▶ **AIM**
Your task is to extract the lines from the one holding "Convert this document image to plain text." through the end of the material. Set them down exactly and add nothing.

==========

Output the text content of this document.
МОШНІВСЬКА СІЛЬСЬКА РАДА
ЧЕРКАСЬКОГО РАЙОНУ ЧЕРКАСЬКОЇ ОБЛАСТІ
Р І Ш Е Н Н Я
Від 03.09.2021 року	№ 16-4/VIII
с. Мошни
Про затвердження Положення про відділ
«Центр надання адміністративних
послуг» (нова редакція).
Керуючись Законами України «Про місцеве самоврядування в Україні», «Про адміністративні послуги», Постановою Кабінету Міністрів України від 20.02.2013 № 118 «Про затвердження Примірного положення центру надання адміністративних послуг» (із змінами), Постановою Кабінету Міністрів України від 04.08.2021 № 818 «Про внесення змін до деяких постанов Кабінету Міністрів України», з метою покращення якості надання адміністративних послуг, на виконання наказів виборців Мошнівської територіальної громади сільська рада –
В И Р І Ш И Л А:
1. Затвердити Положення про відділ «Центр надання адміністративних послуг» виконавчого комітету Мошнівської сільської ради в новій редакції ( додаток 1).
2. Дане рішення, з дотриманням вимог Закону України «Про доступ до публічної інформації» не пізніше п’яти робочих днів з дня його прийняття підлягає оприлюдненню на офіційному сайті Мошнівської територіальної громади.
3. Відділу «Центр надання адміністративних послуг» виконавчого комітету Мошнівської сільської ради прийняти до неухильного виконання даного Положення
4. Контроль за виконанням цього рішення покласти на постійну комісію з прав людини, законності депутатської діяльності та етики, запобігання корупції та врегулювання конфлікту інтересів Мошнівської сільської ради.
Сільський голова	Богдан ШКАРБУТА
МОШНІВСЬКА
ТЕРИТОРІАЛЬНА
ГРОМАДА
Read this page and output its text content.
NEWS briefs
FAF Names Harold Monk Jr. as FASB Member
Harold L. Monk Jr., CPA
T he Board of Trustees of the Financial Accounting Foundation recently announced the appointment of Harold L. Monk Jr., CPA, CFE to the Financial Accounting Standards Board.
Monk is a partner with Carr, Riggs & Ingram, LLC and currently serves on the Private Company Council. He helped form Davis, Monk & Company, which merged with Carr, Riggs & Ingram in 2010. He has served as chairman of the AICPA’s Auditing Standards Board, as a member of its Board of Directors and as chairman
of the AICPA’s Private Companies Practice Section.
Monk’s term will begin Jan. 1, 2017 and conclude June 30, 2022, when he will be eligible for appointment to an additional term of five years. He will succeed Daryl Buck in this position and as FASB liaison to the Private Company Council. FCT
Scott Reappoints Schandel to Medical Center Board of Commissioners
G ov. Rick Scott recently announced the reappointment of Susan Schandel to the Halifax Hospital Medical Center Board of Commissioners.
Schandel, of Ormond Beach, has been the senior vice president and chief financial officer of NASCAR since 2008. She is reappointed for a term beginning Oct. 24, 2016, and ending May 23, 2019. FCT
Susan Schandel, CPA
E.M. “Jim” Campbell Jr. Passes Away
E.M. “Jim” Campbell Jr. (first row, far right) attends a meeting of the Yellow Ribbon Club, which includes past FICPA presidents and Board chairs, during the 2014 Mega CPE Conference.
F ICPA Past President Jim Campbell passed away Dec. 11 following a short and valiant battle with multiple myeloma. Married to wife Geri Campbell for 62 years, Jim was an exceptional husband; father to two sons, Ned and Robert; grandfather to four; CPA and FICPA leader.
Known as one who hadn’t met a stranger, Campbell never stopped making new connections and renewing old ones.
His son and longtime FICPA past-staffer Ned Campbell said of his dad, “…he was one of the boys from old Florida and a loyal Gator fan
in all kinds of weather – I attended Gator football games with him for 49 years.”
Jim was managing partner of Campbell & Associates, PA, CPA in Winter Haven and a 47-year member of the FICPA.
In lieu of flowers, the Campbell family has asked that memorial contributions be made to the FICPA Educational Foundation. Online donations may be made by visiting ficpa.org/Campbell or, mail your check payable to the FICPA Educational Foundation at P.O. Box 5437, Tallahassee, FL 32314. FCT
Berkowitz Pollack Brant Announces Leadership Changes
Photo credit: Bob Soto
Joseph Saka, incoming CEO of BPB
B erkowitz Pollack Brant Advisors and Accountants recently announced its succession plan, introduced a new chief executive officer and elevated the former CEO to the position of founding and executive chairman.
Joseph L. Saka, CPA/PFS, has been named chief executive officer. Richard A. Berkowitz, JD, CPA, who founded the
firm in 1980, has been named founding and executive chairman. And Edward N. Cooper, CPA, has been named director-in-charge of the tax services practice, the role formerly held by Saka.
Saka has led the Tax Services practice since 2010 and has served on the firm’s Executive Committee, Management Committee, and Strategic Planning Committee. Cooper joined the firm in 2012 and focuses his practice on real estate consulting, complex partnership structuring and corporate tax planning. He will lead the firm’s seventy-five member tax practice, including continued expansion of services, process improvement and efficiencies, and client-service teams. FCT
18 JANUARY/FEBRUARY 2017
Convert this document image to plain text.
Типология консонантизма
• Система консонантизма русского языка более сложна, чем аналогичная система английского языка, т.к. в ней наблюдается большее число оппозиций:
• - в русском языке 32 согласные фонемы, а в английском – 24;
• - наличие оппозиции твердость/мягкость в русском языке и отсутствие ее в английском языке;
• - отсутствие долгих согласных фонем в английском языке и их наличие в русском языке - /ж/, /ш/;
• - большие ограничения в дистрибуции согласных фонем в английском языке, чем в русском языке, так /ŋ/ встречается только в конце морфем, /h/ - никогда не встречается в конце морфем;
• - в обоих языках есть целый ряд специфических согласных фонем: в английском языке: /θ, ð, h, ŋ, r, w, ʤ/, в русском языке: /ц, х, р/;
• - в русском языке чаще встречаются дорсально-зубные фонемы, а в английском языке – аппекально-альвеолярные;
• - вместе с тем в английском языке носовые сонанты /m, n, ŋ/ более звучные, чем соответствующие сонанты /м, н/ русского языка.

==========

▶ **EXERCISE RESULT**
Convert this document image to plain text.
Типология консонантизма
• Система консонантизма русского языка более сложна, чем аналогичная система английского языка, т.к. в ней наблюдается большее число оппозиций:
• - в русском языке 32 согласные фонемы, а в английском – 24;
• - наличие оппозиции твердость/мягкость в русском языке и отсутствие ее в английском языке;
• - отсутствие долгих согласных фонем в английском языке и их наличие в русском языке - /ж/, /ш/;
• - большие ограничения в дистрибуции согласных фонем в английском языке, чем в русском языке, так /ŋ/ встречается только в конце морфем, /h/ - никогда не встречается в конце морфем;
• - в обоих языках есть целый ряд специфических согласных фонем: в английском языке: /θ, ð, h, ŋ, r, w, ʤ/, в русском языке: /ц, х, р/;
• - в русском языке чаще встречаются дорсально-зубные фонемы, а в английском языке – аппекально-альвеолярные;
• - вместе с тем в английском языке носовые сонанты /m, n, ŋ/ более звучные, чем соответствующие сонанты /м, н/ русского языка.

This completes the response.